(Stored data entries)
-*-*-

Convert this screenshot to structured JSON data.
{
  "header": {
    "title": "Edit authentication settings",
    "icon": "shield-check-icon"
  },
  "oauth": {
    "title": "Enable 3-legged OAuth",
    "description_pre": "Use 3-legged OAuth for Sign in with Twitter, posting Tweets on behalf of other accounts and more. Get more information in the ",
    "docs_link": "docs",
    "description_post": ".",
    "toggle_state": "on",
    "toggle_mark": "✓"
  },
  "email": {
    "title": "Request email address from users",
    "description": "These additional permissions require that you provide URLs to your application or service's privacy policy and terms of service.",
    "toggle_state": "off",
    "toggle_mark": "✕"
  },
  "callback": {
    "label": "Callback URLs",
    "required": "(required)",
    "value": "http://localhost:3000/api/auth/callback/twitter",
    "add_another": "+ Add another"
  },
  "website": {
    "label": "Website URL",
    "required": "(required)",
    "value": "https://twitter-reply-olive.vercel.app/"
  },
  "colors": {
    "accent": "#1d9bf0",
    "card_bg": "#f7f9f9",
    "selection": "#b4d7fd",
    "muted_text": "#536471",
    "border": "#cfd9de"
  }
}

-*-*-

▸ Task prompt
Scan the material above for the string "URLs" and return the lines that hold it.

▸ Task response
    "description": "These additional permissions require that you provide URLs to your application or service's privacy policy and terms of service.",
    "label": "Callback URLs",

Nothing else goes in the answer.